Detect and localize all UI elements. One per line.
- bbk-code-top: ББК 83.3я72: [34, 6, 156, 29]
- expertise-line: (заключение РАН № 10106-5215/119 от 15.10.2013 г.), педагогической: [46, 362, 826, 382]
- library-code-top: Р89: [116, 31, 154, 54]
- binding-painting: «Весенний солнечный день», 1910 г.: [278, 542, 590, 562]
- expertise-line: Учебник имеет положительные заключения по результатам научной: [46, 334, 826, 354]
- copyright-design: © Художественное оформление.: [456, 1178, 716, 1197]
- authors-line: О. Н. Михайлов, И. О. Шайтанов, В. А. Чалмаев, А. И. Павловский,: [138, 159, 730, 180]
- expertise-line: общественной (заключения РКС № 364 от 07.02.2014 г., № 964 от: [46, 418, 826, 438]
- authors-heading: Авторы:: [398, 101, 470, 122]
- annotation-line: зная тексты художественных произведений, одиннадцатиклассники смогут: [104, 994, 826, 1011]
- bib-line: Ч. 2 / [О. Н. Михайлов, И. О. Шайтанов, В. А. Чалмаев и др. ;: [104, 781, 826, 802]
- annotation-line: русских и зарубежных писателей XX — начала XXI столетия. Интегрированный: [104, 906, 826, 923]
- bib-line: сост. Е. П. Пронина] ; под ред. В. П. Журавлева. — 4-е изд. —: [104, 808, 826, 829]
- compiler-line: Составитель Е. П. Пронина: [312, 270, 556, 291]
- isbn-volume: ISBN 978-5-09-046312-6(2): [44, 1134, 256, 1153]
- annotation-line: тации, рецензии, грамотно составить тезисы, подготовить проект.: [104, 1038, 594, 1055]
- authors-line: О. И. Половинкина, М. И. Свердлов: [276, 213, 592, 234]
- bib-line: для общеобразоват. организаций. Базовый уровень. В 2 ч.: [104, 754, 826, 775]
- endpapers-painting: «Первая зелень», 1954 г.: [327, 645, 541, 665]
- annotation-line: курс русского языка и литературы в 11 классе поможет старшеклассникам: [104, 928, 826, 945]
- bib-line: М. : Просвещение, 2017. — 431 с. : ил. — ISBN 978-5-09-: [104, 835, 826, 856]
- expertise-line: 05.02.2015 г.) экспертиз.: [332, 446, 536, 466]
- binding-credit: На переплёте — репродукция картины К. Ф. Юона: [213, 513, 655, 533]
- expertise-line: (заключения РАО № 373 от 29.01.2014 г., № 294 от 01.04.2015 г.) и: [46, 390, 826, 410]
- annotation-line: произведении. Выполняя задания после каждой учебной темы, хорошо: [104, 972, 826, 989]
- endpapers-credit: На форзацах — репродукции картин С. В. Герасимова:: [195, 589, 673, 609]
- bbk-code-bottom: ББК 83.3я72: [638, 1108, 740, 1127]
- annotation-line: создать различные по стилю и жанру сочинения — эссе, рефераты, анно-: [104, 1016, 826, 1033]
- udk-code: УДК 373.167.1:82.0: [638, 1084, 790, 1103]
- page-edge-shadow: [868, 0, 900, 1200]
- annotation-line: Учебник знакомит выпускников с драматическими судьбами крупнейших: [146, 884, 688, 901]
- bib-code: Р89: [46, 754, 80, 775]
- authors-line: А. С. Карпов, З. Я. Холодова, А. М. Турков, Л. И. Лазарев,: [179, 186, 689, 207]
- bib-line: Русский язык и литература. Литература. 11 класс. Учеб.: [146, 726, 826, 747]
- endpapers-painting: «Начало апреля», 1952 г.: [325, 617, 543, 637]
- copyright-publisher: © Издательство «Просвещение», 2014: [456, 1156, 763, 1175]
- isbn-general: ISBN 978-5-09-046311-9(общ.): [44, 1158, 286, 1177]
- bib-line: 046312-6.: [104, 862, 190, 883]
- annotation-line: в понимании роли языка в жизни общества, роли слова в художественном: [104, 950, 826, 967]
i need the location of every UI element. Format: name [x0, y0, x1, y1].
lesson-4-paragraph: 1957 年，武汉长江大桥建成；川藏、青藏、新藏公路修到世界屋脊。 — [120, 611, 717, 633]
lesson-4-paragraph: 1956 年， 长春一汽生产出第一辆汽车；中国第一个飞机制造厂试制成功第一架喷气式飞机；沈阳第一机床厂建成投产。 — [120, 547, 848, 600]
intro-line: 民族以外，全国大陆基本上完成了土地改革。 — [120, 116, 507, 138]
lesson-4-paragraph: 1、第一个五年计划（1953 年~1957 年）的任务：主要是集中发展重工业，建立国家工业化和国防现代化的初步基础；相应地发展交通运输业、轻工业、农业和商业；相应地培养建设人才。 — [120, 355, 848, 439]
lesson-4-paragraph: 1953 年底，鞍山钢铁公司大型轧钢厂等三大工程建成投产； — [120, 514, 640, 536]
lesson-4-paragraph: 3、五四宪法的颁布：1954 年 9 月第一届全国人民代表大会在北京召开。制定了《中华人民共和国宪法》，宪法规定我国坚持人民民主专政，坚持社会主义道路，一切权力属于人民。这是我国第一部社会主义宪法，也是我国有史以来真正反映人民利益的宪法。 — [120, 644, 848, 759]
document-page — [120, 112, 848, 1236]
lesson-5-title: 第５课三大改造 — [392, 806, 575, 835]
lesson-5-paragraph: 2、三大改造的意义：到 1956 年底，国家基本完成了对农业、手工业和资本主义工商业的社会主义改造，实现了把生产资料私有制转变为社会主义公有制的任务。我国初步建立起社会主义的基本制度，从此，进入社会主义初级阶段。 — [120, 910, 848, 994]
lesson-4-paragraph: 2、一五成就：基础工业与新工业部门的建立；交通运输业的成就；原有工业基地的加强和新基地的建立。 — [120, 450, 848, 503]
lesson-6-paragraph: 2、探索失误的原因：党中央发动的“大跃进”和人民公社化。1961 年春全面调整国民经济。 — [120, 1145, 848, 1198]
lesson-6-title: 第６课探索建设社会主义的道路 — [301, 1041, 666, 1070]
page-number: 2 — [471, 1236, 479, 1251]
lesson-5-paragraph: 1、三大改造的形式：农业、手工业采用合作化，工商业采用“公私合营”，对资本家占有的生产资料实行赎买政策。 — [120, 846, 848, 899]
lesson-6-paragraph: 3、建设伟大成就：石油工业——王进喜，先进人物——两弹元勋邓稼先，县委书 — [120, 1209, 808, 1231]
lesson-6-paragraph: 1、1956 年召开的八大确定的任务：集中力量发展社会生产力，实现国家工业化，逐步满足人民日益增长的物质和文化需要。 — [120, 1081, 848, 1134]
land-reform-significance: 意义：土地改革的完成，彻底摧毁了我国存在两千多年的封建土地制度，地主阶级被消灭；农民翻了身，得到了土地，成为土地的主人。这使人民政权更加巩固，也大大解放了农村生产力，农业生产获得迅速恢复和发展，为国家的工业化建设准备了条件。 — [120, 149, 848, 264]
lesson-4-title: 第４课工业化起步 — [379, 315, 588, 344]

+===+

### JOB
Rewrite all the records with every "expertise-line" changed to "review-line", keeping everything else the same.

### RESPONSE TO THIS EXERCISE
Detect and localize all UI elements. One per line.
- bbk-code-top: ББК 83.3я72: [34, 6, 156, 29]
- review-line: (заключение РАН № 10106-5215/119 от 15.10.2013 г.), педагогической: [46, 362, 826, 382]
- library-code-top: Р89: [116, 31, 154, 54]
- binding-painting: «Весенний солнечный день», 1910 г.: [278, 542, 590, 562]
- review-line: Учебник имеет положительные заключения по результатам научной: [46, 334, 826, 354]
- copyright-design: © Художественное оформление.: [456, 1178, 716, 1197]
- authors-line: О. Н. Михайлов, И. О. Шайтанов, В. А. Чалмаев, А. И. Павловский,: [138, 159, 730, 180]
- review-line: общественной (заключения РКС № 364 от 07.02.2014 г., № 964 от: [46, 418, 826, 438]
- authors-heading: Авторы:: [398, 101, 470, 122]
- annotation-line: зная тексты художественных произведений, одиннадцатиклассники смогут: [104, 994, 826, 1011]
- bib-line: Ч. 2 / [О. Н. Михайлов, И. О. Шайтанов, В. А. Чалмаев и др. ;: [104, 781, 826, 802]
- annotation-line: русских и зарубежных писателей XX — начала XXI столетия. Интегрированный: [104, 906, 826, 923]
- bib-line: сост. Е. П. Пронина] ; под ред. В. П. Журавлева. — 4-е изд. —: [104, 808, 826, 829]
- compiler-line: Составитель Е. П. Пронина: [312, 270, 556, 291]
- isbn-volume: ISBN 978-5-09-046312-6(2): [44, 1134, 256, 1153]
- annotation-line: тации, рецензии, грамотно составить тезисы, подготовить проект.: [104, 1038, 594, 1055]
- authors-line: О. И. Половинкина, М. И. Свердлов: [276, 213, 592, 234]
- bib-line: для общеобразоват. организаций. Базовый уровень. В 2 ч.: [104, 754, 826, 775]
- endpapers-painting: «Первая зелень», 1954 г.: [327, 645, 541, 665]
- annotation-line: курс русского языка и литературы в 11 классе поможет старшеклассникам: [104, 928, 826, 945]
- bib-line: М. : Просвещение, 2017. — 431 с. : ил. — ISBN 978-5-09-: [104, 835, 826, 856]
- review-line: 05.02.2015 г.) экспертиз.: [332, 446, 536, 466]
- binding-credit: На переплёте — репродукция картины К. Ф. Юона: [213, 513, 655, 533]
- review-line: (заключения РАО № 373 от 29.01.2014 г., № 294 от 01.04.2015 г.) и: [46, 390, 826, 410]
- annotation-line: произведении. Выполняя задания после каждой учебной темы, хорошо: [104, 972, 826, 989]
- endpapers-credit: На форзацах — репродукции картин С. В. Герасимова:: [195, 589, 673, 609]
- bbk-code-bottom: ББК 83.3я72: [638, 1108, 740, 1127]
- annotation-line: создать различные по стилю и жанру сочинения — эссе, рефераты, анно-: [104, 1016, 826, 1033]
- udk-code: УДК 373.167.1:82.0: [638, 1084, 790, 1103]
- page-edge-shadow: [868, 0, 900, 1200]
- annotation-line: Учебник знакомит выпускников с драматическими судьбами крупнейших: [146, 884, 688, 901]
- bib-code: Р89: [46, 754, 80, 775]
- authors-line: А. С. Карпов, З. Я. Холодова, А. М. Турков, Л. И. Лазарев,: [179, 186, 689, 207]
- bib-line: Русский язык и литература. Литература. 11 класс. Учеб.: [146, 726, 826, 747]
- endpapers-painting: «Начало апреля», 1952 г.: [325, 617, 543, 637]
- copyright-publisher: © Издательство «Просвещение», 2014: [456, 1156, 763, 1175]
- isbn-general: ISBN 978-5-09-046311-9(общ.): [44, 1158, 286, 1177]
- bib-line: 046312-6.: [104, 862, 190, 883]
- annotation-line: в понимании роли языка в жизни общества, роли слова в художественном: [104, 950, 826, 967]
i need the location of every UI element. Format: name [x0, y0, x1, y1].
lesson-4-paragraph: 1957 年，武汉长江大桥建成；川藏、青藏、新藏公路修到世界屋脊。 — [120, 611, 717, 633]
lesson-4-paragraph: 1956 年， 长春一汽生产出第一辆汽车；中国第一个飞机制造厂试制成功第一架喷气式飞机；沈阳第一机床厂建成投产。 — [120, 547, 848, 600]
intro-line: 民族以外，全国大陆基本上完成了土地改革。 — [120, 116, 507, 138]
lesson-4-paragraph: 1、第一个五年计划（1953 年~1957 年）的任务：主要是集中发展重工业，建立国家工业化和国防现代化的初步基础；相应地发展交通运输业、轻工业、农业和商业；相应地培养建设人才。 — [120, 355, 848, 439]
lesson-4-paragraph: 1953 年底，鞍山钢铁公司大型轧钢厂等三大工程建成投产； — [120, 514, 640, 536]
lesson-4-paragraph: 3、五四宪法的颁布：1954 年 9 月第一届全国人民代表大会在北京召开。制定了《中华人民共和国宪法》，宪法规定我国坚持人民民主专政，坚持社会主义道路，一切权力属于人民。这是我国第一部社会主义宪法，也是我国有史以来真正反映人民利益的宪法。 — [120, 644, 848, 759]
document-page — [120, 112, 848, 1236]
lesson-5-title: 第５课三大改造 — [392, 806, 575, 835]
lesson-5-paragraph: 2、三大改造的意义：到 1956 年底，国家基本完成了对农业、手工业和资本主义工商业的社会主义改造，实现了把生产资料私有制转变为社会主义公有制的任务。我国初步建立起社会主义的基本制度，从此，进入社会主义初级阶段。 — [120, 910, 848, 994]
lesson-4-paragraph: 2、一五成就：基础工业与新工业部门的建立；交通运输业的成就；原有工业基地的加强和新基地的建立。 — [120, 450, 848, 503]
lesson-6-paragraph: 2、探索失误的原因：党中央发动的“大跃进”和人民公社化。1961 年春全面调整国民经济。 — [120, 1145, 848, 1198]
lesson-6-title: 第６课探索建设社会主义的道路 — [301, 1041, 666, 1070]
page-number: 2 — [471, 1236, 479, 1251]
lesson-5-paragraph: 1、三大改造的形式：农业、手工业采用合作化，工商业采用“公私合营”，对资本家占有的生产资料实行赎买政策。 — [120, 846, 848, 899]
lesson-6-paragraph: 3、建设伟大成就：石油工业——王进喜，先进人物——两弹元勋邓稼先，县委书 — [120, 1209, 808, 1231]
lesson-6-paragraph: 1、1956 年召开的八大确定的任务：集中力量发展社会生产力，实现国家工业化，逐步满足人民日益增长的物质和文化需要。 — [120, 1081, 848, 1134]
land-reform-significance: 意义：土地改革的完成，彻底摧毁了我国存在两千多年的封建土地制度，地主阶级被消灭；农民翻了身，得到了土地，成为土地的主人。这使人民政权更加巩固，也大大解放了农村生产力，农业生产获得迅速恢复和发展，为国家的工业化建设准备了条件。 — [120, 149, 848, 264]
lesson-4-title: 第４课工业化起步 — [379, 315, 588, 344]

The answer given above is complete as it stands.